## Data lines
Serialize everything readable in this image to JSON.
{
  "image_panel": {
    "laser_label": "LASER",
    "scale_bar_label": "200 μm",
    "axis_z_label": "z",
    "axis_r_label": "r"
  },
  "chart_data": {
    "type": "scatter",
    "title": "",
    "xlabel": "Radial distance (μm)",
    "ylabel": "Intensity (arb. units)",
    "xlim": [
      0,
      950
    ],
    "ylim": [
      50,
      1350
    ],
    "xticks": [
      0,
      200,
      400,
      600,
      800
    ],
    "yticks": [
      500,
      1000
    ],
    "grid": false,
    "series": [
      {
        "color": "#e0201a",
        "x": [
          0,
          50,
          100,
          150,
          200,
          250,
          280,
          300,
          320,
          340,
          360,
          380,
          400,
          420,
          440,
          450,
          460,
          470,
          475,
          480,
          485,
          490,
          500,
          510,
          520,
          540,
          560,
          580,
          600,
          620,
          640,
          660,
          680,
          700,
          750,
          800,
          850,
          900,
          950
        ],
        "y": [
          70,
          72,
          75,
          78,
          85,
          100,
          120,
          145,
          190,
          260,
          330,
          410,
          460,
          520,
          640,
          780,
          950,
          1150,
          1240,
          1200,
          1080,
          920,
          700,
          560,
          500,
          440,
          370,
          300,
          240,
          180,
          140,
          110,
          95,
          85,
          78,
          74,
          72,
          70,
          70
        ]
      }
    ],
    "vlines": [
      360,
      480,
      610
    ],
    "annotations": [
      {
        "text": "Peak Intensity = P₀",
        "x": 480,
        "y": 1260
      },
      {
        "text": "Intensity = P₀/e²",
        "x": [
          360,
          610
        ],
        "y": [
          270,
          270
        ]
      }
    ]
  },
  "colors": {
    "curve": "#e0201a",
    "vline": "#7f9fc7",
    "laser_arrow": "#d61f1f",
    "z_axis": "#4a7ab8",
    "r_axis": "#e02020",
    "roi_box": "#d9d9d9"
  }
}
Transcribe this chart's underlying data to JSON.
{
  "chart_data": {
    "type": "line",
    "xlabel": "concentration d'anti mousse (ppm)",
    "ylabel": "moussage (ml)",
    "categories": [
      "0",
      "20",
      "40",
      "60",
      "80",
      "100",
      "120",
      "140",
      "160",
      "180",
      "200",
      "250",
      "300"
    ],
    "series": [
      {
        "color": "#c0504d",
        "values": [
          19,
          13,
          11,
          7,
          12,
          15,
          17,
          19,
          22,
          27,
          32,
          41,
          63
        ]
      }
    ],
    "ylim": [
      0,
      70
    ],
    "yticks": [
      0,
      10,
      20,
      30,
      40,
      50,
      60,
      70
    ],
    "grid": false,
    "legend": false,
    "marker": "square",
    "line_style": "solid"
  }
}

## Goal of the exercise
Reproduce the material exactly, with every line intact.

## Expected answer
Serialize everything readable in this image to JSON.
{
  "image_panel": {
    "laser_label": "LASER",
    "scale_bar_label": "200 μm",
    "axis_z_label": "z",
    "axis_r_label": "r"
  },
  "chart_data": {
    "type": "scatter",
    "title": "",
    "xlabel": "Radial distance (μm)",
    "ylabel": "Intensity (arb. units)",
    "xlim": [
      0,
      950
    ],
    "ylim": [
      50,
      1350
    ],
    "xticks": [
      0,
      200,
      400,
      600,
      800
    ],
    "yticks": [
      500,
      1000
    ],
    "grid": false,
    "series": [
      {
        "color": "#e0201a",
        "x": [
          0,
          50,
          100,
          150,
          200,
          250,
          280,
          300,
          320,
          340,
          360,
          380,
          400,
          420,
          440,
          450,
          460,
          470,
          475,
          480,
          485,
          490,
          500,
          510,
          520,
          540,
          560,
          580,
          600,
          620,
          640,
          660,
          680,
          700,
          750,
          800,
          850,
          900,
          950
        ],
        "y": [
          70,
          72,
          75,
          78,
          85,
          100,
          120,
          145,
          190,
          260,
          330,
          410,
          460,
          520,
          640,
          780,
          950,
          1150,
          1240,
          1200,
          1080,
          920,
          700,
          560,
          500,
          440,
          370,
          300,
          240,
          180,
          140,
          110,
          95,
          85,
          78,
          74,
          72,
          70,
          70
        ]
      }
    ],
    "vlines": [
      360,
      480,
      610
    ],
    "annotations": [
      {
        "text": "Peak Intensity = P₀",
        "x": 480,
        "y": 1260
      },
      {
        "text": "Intensity = P₀/e²",
        "x": [
          360,
          610
        ],
        "y": [
          270,
          270
        ]
      }
    ]
  },
  "colors": {
    "curve": "#e0201a",
    "vline": "#7f9fc7",
    "laser_arrow": "#d61f1f",
    "z_axis": "#4a7ab8",
    "r_axis": "#e02020",
    "roi_box": "#d9d9d9"
  }
}
Transcribe this chart's underlying data to JSON.
{
  "chart_data": {
    "type": "line",
    "xlabel": "concentration d'anti mousse (ppm)",
    "ylabel": "moussage (ml)",
    "categories": [
      "0",
      "20",
      "40",
      "60",
      "80",
      "100",
      "120",
      "140",
      "160",
      "180",
      "200",
      "250",
      "300"
    ],
    "series": [
      {
        "color": "#c0504d",
        "values": [
          19,
          13,
          11,
          7,
          12,
          15,
          17,
          19,
          22,
          27,
          32,
          41,
          63
        ]
      }
    ],
    "ylim": [
      0,
      70
    ],
    "yticks": [
      0,
      10,
      20,
      30,
      40,
      50,
      60,
      70
    ],
    "grid": false,
    "legend": false,
    "marker": "square",
    "line_style": "solid"
  }
}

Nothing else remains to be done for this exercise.